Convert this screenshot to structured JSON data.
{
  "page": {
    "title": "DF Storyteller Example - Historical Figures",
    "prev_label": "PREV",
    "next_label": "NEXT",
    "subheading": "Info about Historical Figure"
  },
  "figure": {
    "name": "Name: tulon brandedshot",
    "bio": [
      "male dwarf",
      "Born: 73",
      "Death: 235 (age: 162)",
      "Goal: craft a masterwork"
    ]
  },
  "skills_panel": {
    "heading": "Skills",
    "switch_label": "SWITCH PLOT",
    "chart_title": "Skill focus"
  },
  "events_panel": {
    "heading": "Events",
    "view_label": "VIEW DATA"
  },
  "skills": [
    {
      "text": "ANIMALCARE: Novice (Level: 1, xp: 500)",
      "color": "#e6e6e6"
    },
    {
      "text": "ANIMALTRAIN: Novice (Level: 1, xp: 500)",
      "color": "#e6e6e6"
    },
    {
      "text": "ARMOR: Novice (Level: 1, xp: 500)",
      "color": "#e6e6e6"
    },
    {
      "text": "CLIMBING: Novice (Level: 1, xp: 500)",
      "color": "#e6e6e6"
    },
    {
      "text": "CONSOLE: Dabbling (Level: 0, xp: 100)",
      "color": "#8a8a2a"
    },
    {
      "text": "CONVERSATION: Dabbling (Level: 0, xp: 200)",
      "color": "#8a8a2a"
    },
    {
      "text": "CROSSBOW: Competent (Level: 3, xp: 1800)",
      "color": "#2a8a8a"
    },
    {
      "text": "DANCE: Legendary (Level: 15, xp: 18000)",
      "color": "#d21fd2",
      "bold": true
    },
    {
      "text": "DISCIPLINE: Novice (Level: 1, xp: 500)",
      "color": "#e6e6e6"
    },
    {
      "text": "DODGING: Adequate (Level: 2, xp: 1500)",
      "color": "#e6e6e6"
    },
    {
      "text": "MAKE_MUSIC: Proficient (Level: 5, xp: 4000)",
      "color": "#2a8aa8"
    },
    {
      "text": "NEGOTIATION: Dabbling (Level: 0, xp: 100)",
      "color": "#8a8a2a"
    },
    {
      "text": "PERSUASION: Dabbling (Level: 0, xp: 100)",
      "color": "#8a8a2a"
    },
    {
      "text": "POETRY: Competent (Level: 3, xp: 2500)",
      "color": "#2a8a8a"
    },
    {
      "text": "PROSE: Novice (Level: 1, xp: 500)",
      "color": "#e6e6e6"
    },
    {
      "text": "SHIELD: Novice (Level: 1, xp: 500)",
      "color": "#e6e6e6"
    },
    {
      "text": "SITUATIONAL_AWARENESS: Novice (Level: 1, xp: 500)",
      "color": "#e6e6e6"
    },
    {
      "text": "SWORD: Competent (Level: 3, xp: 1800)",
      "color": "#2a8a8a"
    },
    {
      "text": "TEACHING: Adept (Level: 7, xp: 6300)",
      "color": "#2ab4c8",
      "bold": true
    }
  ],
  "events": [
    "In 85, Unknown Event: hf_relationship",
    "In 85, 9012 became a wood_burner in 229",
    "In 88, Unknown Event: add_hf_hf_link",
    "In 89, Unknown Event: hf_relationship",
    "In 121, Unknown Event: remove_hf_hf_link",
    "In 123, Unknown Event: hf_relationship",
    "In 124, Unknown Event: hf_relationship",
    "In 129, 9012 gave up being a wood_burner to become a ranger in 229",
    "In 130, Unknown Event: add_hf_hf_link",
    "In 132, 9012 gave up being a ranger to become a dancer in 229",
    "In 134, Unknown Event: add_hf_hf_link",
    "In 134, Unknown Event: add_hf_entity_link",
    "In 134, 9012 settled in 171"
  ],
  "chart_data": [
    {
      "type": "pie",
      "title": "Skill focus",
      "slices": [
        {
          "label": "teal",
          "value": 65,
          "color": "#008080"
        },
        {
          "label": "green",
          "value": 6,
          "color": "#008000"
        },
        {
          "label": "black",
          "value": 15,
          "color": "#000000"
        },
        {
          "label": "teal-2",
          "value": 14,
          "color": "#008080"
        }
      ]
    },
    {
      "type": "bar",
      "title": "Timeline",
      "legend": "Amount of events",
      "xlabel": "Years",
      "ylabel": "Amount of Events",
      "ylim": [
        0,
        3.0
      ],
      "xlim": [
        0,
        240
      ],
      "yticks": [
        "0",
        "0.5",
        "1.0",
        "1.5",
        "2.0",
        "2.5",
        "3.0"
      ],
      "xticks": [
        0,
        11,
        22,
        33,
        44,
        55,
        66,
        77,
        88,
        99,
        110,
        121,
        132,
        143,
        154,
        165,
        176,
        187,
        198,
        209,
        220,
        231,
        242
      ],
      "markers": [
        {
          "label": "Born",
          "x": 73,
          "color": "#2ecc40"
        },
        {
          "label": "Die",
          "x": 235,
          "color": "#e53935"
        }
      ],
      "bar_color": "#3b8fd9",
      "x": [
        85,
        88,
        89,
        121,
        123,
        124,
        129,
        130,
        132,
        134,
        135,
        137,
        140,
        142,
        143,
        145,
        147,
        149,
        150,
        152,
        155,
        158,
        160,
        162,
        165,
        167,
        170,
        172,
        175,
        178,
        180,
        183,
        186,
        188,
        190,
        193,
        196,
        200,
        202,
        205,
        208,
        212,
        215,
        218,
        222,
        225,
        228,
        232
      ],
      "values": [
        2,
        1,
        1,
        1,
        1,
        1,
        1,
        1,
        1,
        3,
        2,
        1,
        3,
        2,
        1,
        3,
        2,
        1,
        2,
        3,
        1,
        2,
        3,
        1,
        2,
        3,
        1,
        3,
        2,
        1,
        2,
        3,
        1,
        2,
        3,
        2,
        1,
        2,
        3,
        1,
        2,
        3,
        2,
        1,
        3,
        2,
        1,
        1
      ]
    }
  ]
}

EXERCISE OBJECTIVE =>
Copy every line exactly. Leave nothing out.

FULL ANSWER =>
Convert this screenshot to structured JSON data.
{
  "page": {
    "title": "DF Storyteller Example - Historical Figures",
    "prev_label": "PREV",
    "next_label": "NEXT",
    "subheading": "Info about Historical Figure"
  },
  "figure": {
    "name": "Name: tulon brandedshot",
    "bio": [
      "male dwarf",
      "Born: 73",
      "Death: 235 (age: 162)",
      "Goal: craft a masterwork"
    ]
  },
  "skills_panel": {
    "heading": "Skills",
    "switch_label": "SWITCH PLOT",
    "chart_title": "Skill focus"
  },
  "events_panel": {
    "heading": "Events",
    "view_label": "VIEW DATA"
  },
  "skills": [
    {
      "text": "ANIMALCARE: Novice (Level: 1, xp: 500)",
      "color": "#e6e6e6"
    },
    {
      "text": "ANIMALTRAIN: Novice (Level: 1, xp: 500)",
      "color": "#e6e6e6"
    },
    {
      "text": "ARMOR: Novice (Level: 1, xp: 500)",
      "color": "#e6e6e6"
    },
    {
      "text": "CLIMBING: Novice (Level: 1, xp: 500)",
      "color": "#e6e6e6"
    },
    {
      "text": "CONSOLE: Dabbling (Level: 0, xp: 100)",
      "color": "#8a8a2a"
    },
    {
      "text": "CONVERSATION: Dabbling (Level: 0, xp: 200)",
      "color": "#8a8a2a"
    },
    {
      "text": "CROSSBOW: Competent (Level: 3, xp: 1800)",
      "color": "#2a8a8a"
    },
    {
      "text": "DANCE: Legendary (Level: 15, xp: 18000)",
      "color": "#d21fd2",
      "bold": true
    },
    {
      "text": "DISCIPLINE: Novice (Level: 1, xp: 500)",
      "color": "#e6e6e6"
    },
    {
      "text": "DODGING: Adequate (Level: 2, xp: 1500)",
      "color": "#e6e6e6"
    },
    {
      "text": "MAKE_MUSIC: Proficient (Level: 5, xp: 4000)",
      "color": "#2a8aa8"
    },
    {
      "text": "NEGOTIATION: Dabbling (Level: 0, xp: 100)",
      "color": "#8a8a2a"
    },
    {
      "text": "PERSUASION: Dabbling (Level: 0, xp: 100)",
      "color": "#8a8a2a"
    },
    {
      "text": "POETRY: Competent (Level: 3, xp: 2500)",
      "color": "#2a8a8a"
    },
    {
      "text": "PROSE: Novice (Level: 1, xp: 500)",
      "color": "#e6e6e6"
    },
    {
      "text": "SHIELD: Novice (Level: 1, xp: 500)",
      "color": "#e6e6e6"
    },
    {
      "text": "SITUATIONAL_AWARENESS: Novice (Level: 1, xp: 500)",
      "color": "#e6e6e6"
    },
    {
      "text": "SWORD: Competent (Level: 3, xp: 1800)",
      "color": "#2a8a8a"
    },
    {
      "text": "TEACHING: Adept (Level: 7, xp: 6300)",
      "color": "#2ab4c8",
      "bold": true
    }
  ],
  "events": [
    "In 85, Unknown Event: hf_relationship",
    "In 85, 9012 became a wood_burner in 229",
    "In 88, Unknown Event: add_hf_hf_link",
    "In 89, Unknown Event: hf_relationship",
    "In 121, Unknown Event: remove_hf_hf_link",
    "In 123, Unknown Event: hf_relationship",
    "In 124, Unknown Event: hf_relationship",
    "In 129, 9012 gave up being a wood_burner to become a ranger in 229",
    "In 130, Unknown Event: add_hf_hf_link",
    "In 132, 9012 gave up being a ranger to become a dancer in 229",
    "In 134, Unknown Event: add_hf_hf_link",
    "In 134, Unknown Event: add_hf_entity_link",
    "In 134, 9012 settled in 171"
  ],
  "chart_data": [
    {
      "type": "pie",
      "title": "Skill focus",
      "slices": [
        {
          "label": "teal",
          "value": 65,
          "color": "#008080"
        },
        {
          "label": "green",
          "value": 6,
          "color": "#008000"
        },
        {
          "label": "black",
          "value": 15,
          "color": "#000000"
        },
        {
          "label": "teal-2",
          "value": 14,
          "color": "#008080"
        }
      ]
    },
    {
      "type": "bar",
      "title": "Timeline",
      "legend": "Amount of events",
      "xlabel": "Years",
      "ylabel": "Amount of Events",
      "ylim": [
        0,
        3.0
      ],
      "xlim": [
        0,
        240
      ],
      "yticks": [
        "0",
        "0.5",
        "1.0",
        "1.5",
        "2.0",
        "2.5",
        "3.0"
      ],
      "xticks": [
        0,
        11,
        22,
        33,
        44,
        55,
        66,
        77,
        88,
        99,
        110,
        121,
        132,
        143,
        154,
        165,
        176,
        187,
        198,
        209,
        220,
        231,
        242
      ],
      "markers": [
        {
          "label": "Born",
          "x": 73,
          "color": "#2ecc40"
        },
        {
          "label": "Die",
          "x": 235,
          "color": "#e53935"
        }
      ],
      "bar_color": "#3b8fd9",
      "x": [
        85,
        88,
        89,
        121,
        123,
        124,
        129,
        130,
        132,
        134,
        135,
        137,
        140,
        142,
        143,
        145,
        147,
        149,
        150,
        152,
        155,
        158,
        160,
        162,
        165,
        167,
        170,
        172,
        175,
        178,
        180,
        183,
        186,
        188,
        190,
        193,
        196,
        200,
        202,
        205,
        208,
        212,
        215,
        218,
        222,
        225,
        228,
        232
      ],
      "values": [
        2,
        1,
        1,
        1,
        1,
        1,
        1,
        1,
        1,
        3,
        2,
        1,
        3,
        2,
        1,
        3,
        2,
        1,
        2,
        3,
        1,
        2,
        3,
        1,
        2,
        3,
        1,
        3,
        2,
        1,
        2,
        3,
        1,
        2,
        3,
        2,
        1,
        2,
        3,
        1,
        2,
        3,
        2,
        1,
        3,
        2,
        1,
        1
      ]
    }
  ]
}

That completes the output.